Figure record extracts
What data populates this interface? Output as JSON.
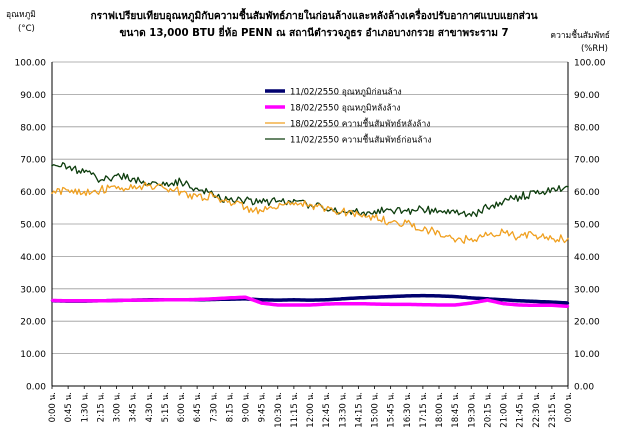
{
  "chart_data": {
    "type": "line",
    "title": "กราฟเปรียบเทียบอุณหภูมิกับความชื้นสัมพัทธ์ภายในก่อนล้างและหลังล้างเครื่องปรับอากาศแบบแยกส่วน",
    "subtitle": "ขนาด 13,000 BTU ยี่ห้อ PENN  ณ สถานีตำรวจภูธร อำเภอบางกรวย สาขาพระราม 7",
    "ylabel_left": "อุณหภูมิ",
    "ylabel_left_unit": "(°C)",
    "ylabel_right": "ความชื้นสัมพัทธ์",
    "ylabel_right_unit": "(%RH)",
    "ylim": [
      0,
      100
    ],
    "y_ticks": [
      "0.00",
      "10.00",
      "20.00",
      "30.00",
      "40.00",
      "50.00",
      "60.00",
      "70.00",
      "80.00",
      "90.00",
      "100.00"
    ],
    "categories": [
      "0:00 น.",
      "0:45 น.",
      "1:30 น.",
      "2:15 น.",
      "3:00 น.",
      "3:45 น.",
      "4:30 น.",
      "5:15 น.",
      "6:00 น.",
      "6:45 น.",
      "7:30 น.",
      "8:15 น.",
      "9:00 น.",
      "9:45 น.",
      "10:30 น.",
      "11:15 น.",
      "12:00 น.",
      "12:45 น.",
      "13:30 น.",
      "14:15 น.",
      "15:00 น.",
      "15:45 น.",
      "16:30 น.",
      "17:15 น.",
      "18:00 น.",
      "18:45 น.",
      "19:30 น.",
      "20:15 น.",
      "21:00 น.",
      "21:45 น.",
      "22:30 น.",
      "23:15 น.",
      "0:00 น."
    ],
    "legend_position": "top-right",
    "grid": true,
    "series": [
      {
        "name": "11/02/2550 อุณหภูมิก่อนล้าง",
        "color": "#00006e",
        "width": 3.5,
        "values": [
          26.3,
          26.2,
          26.2,
          26.3,
          26.4,
          26.5,
          26.6,
          26.6,
          26.6,
          26.6,
          26.7,
          26.8,
          26.9,
          26.6,
          26.5,
          26.6,
          26.5,
          26.6,
          26.9,
          27.2,
          27.4,
          27.6,
          27.8,
          27.9,
          27.8,
          27.6,
          27.2,
          26.9,
          26.6,
          26.3,
          26.1,
          25.9,
          25.6
        ]
      },
      {
        "name": "18/02/2550 อุณหภูมิหลังล้าง",
        "color": "#ff00ff",
        "width": 3.5,
        "values": [
          26.4,
          26.3,
          26.3,
          26.3,
          26.4,
          26.5,
          26.5,
          26.6,
          26.6,
          26.7,
          26.9,
          27.2,
          27.4,
          25.6,
          25.0,
          25.0,
          25.0,
          25.3,
          25.4,
          25.4,
          25.3,
          25.2,
          25.2,
          25.1,
          25.0,
          25.0,
          25.6,
          26.5,
          25.4,
          25.0,
          24.9,
          24.9,
          24.6
        ]
      },
      {
        "name": "18/02/2550 ความชื้นสัมพัทธ์หลังล้าง",
        "color": "#f0a020",
        "width": 1.3,
        "values": [
          59.5,
          60.5,
          60.0,
          60.5,
          61.0,
          61.0,
          62.0,
          61.0,
          60.0,
          58.5,
          58.5,
          57.0,
          55.0,
          54.0,
          55.0,
          56.0,
          56.0,
          54.5,
          54.0,
          53.0,
          52.0,
          50.5,
          50.5,
          48.0,
          47.5,
          44.5,
          45.5,
          46.5,
          47.5,
          46.0,
          46.5,
          45.5,
          45.5
        ]
      },
      {
        "name": "11/02/2550 ความชื้นสัมพัทธ์ก่อนล้าง",
        "color": "#0d3d0d",
        "width": 1.3,
        "values": [
          68.0,
          67.5,
          66.0,
          63.5,
          65.0,
          64.0,
          62.5,
          62.0,
          63.0,
          61.0,
          59.0,
          57.5,
          57.5,
          56.5,
          57.0,
          57.5,
          56.0,
          54.5,
          54.0,
          53.5,
          54.0,
          54.5,
          54.0,
          54.5,
          54.0,
          53.5,
          52.5,
          55.0,
          57.0,
          58.5,
          59.5,
          61.0,
          61.5
        ]
      }
    ]
  }
}
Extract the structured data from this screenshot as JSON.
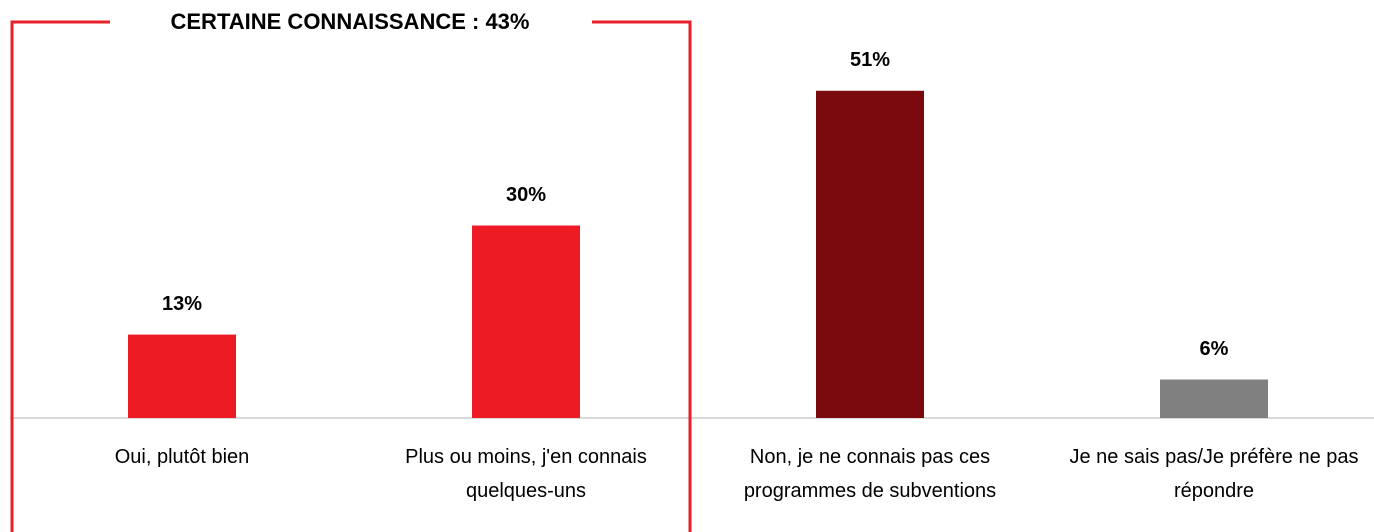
{
  "chart_data": {
    "type": "bar",
    "annotation": "CERTAINE CONNAISSANCE : 43%",
    "categories": [
      "Oui, plutôt bien",
      "Plus ou moins, j'en connais quelques-uns",
      "Non, je ne connais pas ces programmes de subventions",
      "Je ne sais pas/Je préfère ne pas répondre"
    ],
    "values": [
      13,
      30,
      51,
      6
    ],
    "value_labels": [
      "13%",
      "30%",
      "51%",
      "6%"
    ],
    "colors": [
      "#ed1c24",
      "#ed1c24",
      "#7b0a0e",
      "#808080"
    ],
    "ylim": [
      0,
      60
    ]
  }
}
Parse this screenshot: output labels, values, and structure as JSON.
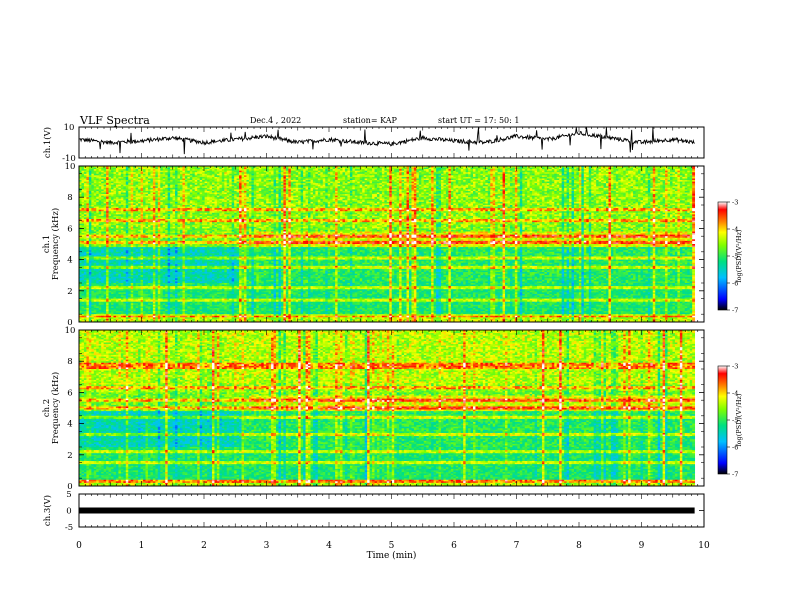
{
  "header": {
    "title": "VLF Spectra",
    "date": "Dec.4 , 2022",
    "station": "station= KAP",
    "start": "start UT =  17: 50: 1"
  },
  "colorbar": {
    "label": "log(PSD)(V²/Hz)",
    "ticks": [
      "-3",
      "-4",
      "-5",
      "-6",
      "-7"
    ],
    "range": [
      -7,
      -3
    ],
    "colors": [
      "#000000",
      "#0000ff",
      "#00c0ff",
      "#00e080",
      "#80ff00",
      "#ffff00",
      "#ff8000",
      "#ff0000",
      "#ffffff"
    ]
  },
  "chart_data": [
    {
      "type": "line",
      "panel": "ch1-waveform",
      "ylabel": "ch.1(V)",
      "ylim": [
        -10,
        10
      ],
      "ytick_labels": [
        "10",
        "-10"
      ],
      "x": [
        0,
        0.5,
        1,
        1.5,
        2,
        2.5,
        3,
        3.5,
        4,
        4.5,
        5,
        5.5,
        6,
        6.5,
        7,
        7.5,
        8,
        8.5,
        9,
        9.5,
        9.85
      ],
      "y": [
        2,
        0,
        1,
        3,
        0,
        2,
        4,
        0,
        2,
        0,
        -1,
        3,
        1,
        0,
        4,
        2,
        6,
        3,
        0,
        2,
        0
      ]
    },
    {
      "type": "heatmap",
      "panel": "ch1-spectrogram",
      "ylabel_top": "ch.1",
      "ylabel": "Frequency (kHz)",
      "ylim": [
        0,
        10
      ],
      "ytick_labels": [
        "0",
        "2",
        "4",
        "6",
        "8",
        "10"
      ],
      "xlim": [
        0,
        10
      ],
      "data_extent_min": 9.85,
      "colorbar_label": "log(PSD)(V²/Hz)"
    },
    {
      "type": "heatmap",
      "panel": "ch2-spectrogram",
      "ylabel_top": "ch.2",
      "ylabel": "Frequency (kHz)",
      "ylim": [
        0,
        10
      ],
      "ytick_labels": [
        "0",
        "2",
        "4",
        "6",
        "8",
        "10"
      ],
      "xlim": [
        0,
        10
      ],
      "data_extent_min": 9.85,
      "colorbar_label": "log(PSD)(V²/Hz)"
    },
    {
      "type": "line",
      "panel": "ch3-waveform",
      "ylabel": "ch.3(V)",
      "ylim": [
        -5,
        5
      ],
      "ytick_labels": [
        "5",
        "0",
        "-5"
      ],
      "x": [
        0,
        9.85
      ],
      "y": [
        0,
        0
      ]
    }
  ],
  "xaxis": {
    "label": "Time (min)",
    "tick_labels": [
      "0",
      "1",
      "2",
      "3",
      "4",
      "5",
      "6",
      "7",
      "8",
      "9",
      "10"
    ],
    "range": [
      0,
      10
    ]
  }
}
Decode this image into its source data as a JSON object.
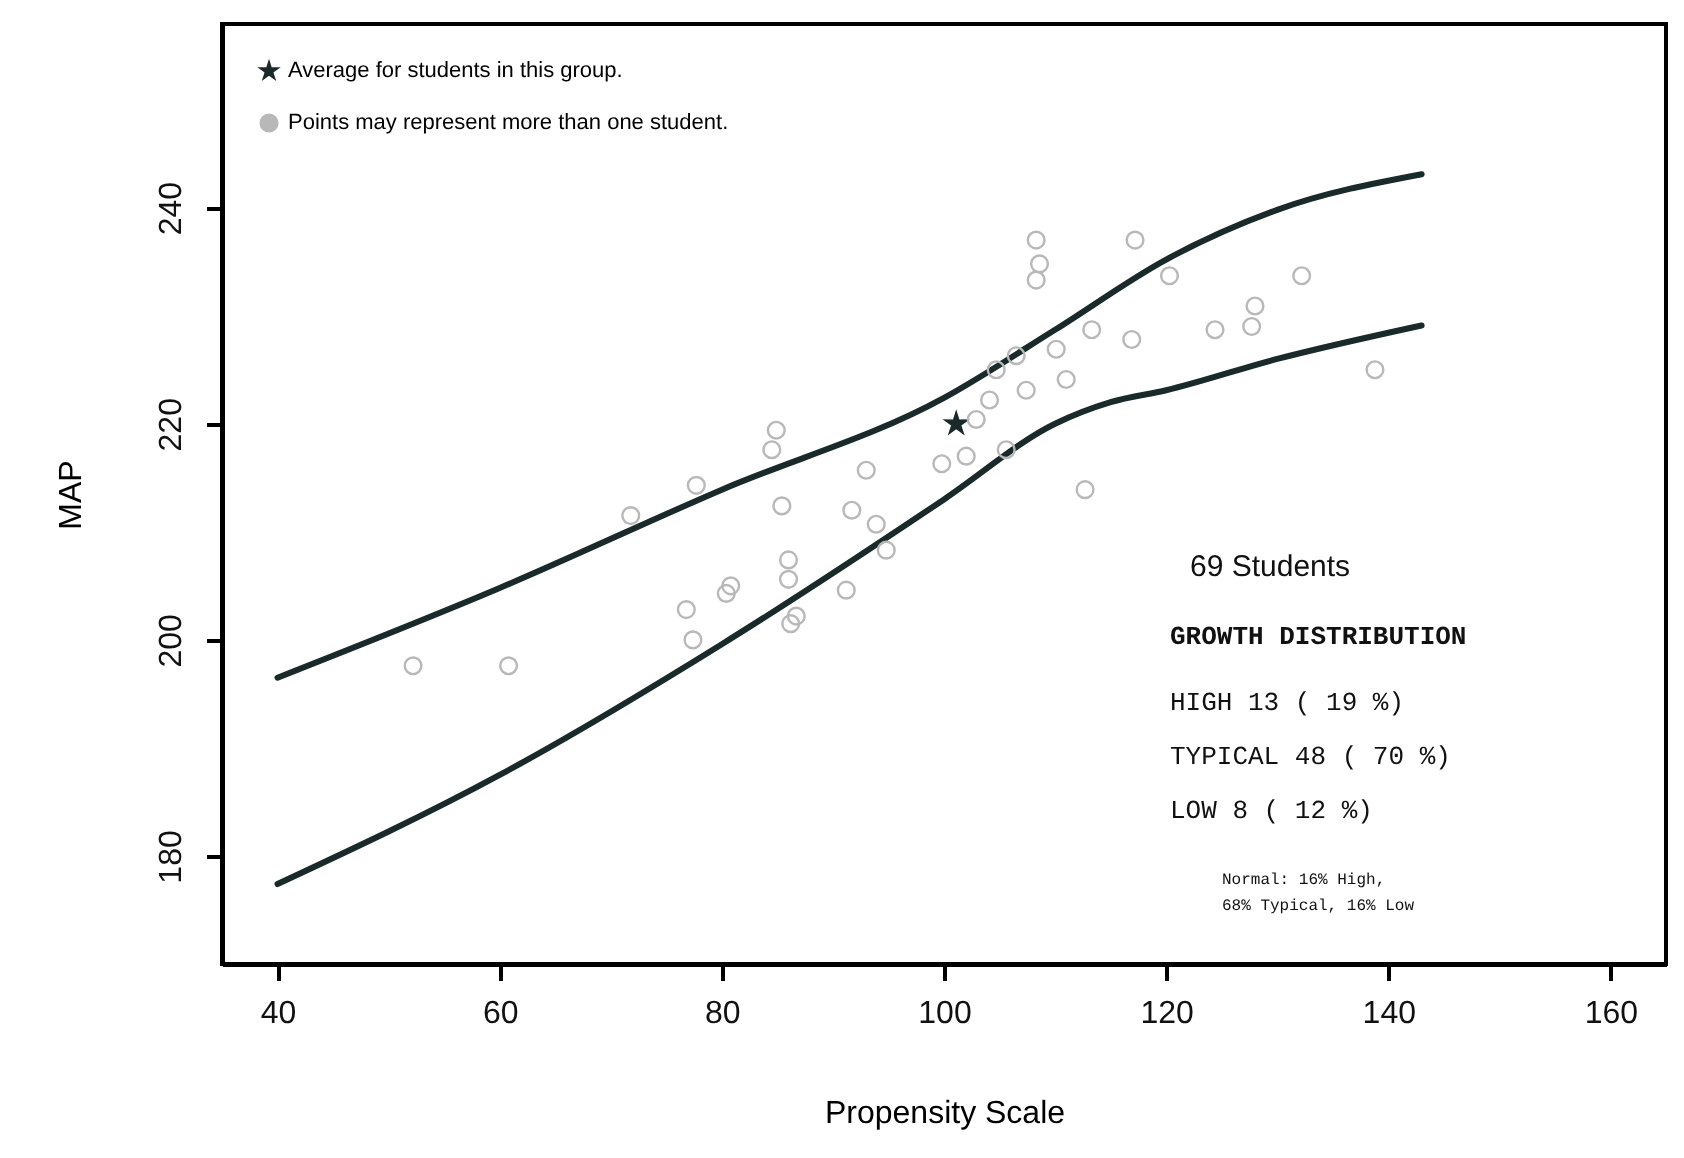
{
  "chart_data": {
    "type": "scatter",
    "xlabel": "Propensity Scale",
    "ylabel": "MAP",
    "xlim": [
      35,
      165
    ],
    "ylim": [
      170,
      257
    ],
    "xticks": [
      40,
      60,
      80,
      100,
      120,
      140,
      160
    ],
    "yticks": [
      180,
      200,
      220,
      240
    ],
    "grid": false,
    "legend": "top left",
    "series": [
      {
        "name": "Average for students in this group.",
        "marker": "star",
        "color": "#1a2a2a",
        "x": [
          101.1
        ],
        "values": [
          220
        ]
      },
      {
        "name": "Points may represent more than one student.",
        "marker": "circle",
        "color": "#b8b8b8",
        "x": [
          52.2,
          60.8,
          71.8,
          77.7,
          77.4,
          76.8,
          80.4,
          80.8,
          84.9,
          84.5,
          85.4,
          86.0,
          86.0,
          86.2,
          86.7,
          91.2,
          91.7,
          93.0,
          93.9,
          94.8,
          99.8,
          102.0,
          102.9,
          104.1,
          104.7,
          105.6,
          106.5,
          107.4,
          108.3,
          108.3,
          108.6,
          110.1,
          111.0,
          112.7,
          113.3,
          116.9,
          117.2,
          120.3,
          124.4,
          127.7,
          128.0,
          132.2,
          138.8
        ],
        "values": [
          197.6,
          197.6,
          211.5,
          214.3,
          200.0,
          202.8,
          204.3,
          205.0,
          219.4,
          217.6,
          212.4,
          207.4,
          205.6,
          201.5,
          202.2,
          204.6,
          212.0,
          215.7,
          210.7,
          208.3,
          216.3,
          217.0,
          220.4,
          222.2,
          225.0,
          217.6,
          226.3,
          223.1,
          233.3,
          237.0,
          234.8,
          226.9,
          224.1,
          213.9,
          228.7,
          227.8,
          237.0,
          233.7,
          228.7,
          229.0,
          230.9,
          233.7,
          225.0
        ]
      },
      {
        "type": "line",
        "color": "#1a2a2a",
        "x": [
          40,
          60,
          80,
          100,
          110,
          120,
          130,
          143
        ],
        "values": [
          196.5,
          204.8,
          213.9,
          222.4,
          228.7,
          235.2,
          239.8,
          243.1
        ]
      },
      {
        "type": "line",
        "color": "#1a2a2a",
        "x": [
          40,
          60,
          80,
          100,
          110,
          115,
          120,
          130,
          143
        ],
        "values": [
          177.4,
          187.5,
          199.6,
          213.0,
          220.0,
          222.0,
          223.1,
          226.0,
          229.1
        ]
      }
    ],
    "annotations": [
      "69 Students",
      "GROWTH DISTRIBUTION",
      "HIGH 13 ( 19 %)",
      "TYPICAL 48 ( 70 %)",
      "LOW 8 ( 12 %)",
      "Normal: 16% High,",
      "68% Typical, 16% Low"
    ]
  }
}
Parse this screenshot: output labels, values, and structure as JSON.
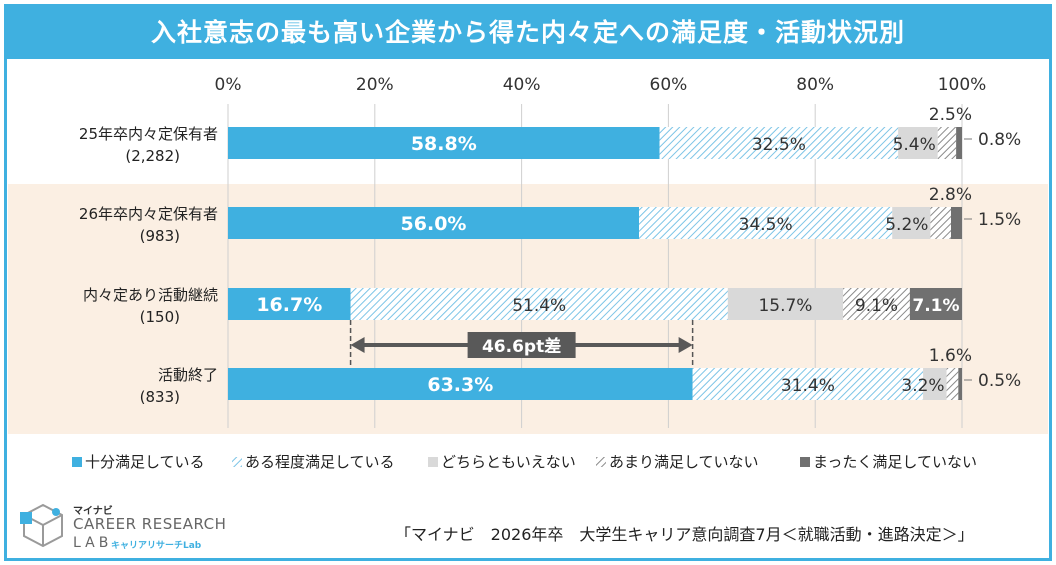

*GIVEN INSTRUCTION*.
Locate all lines in the listing above with the word "spectrogram" and copy them.

*SOLUTION*.
      "panel": "ch1-spectrogram",
      "panel": "ch2-spectrogram",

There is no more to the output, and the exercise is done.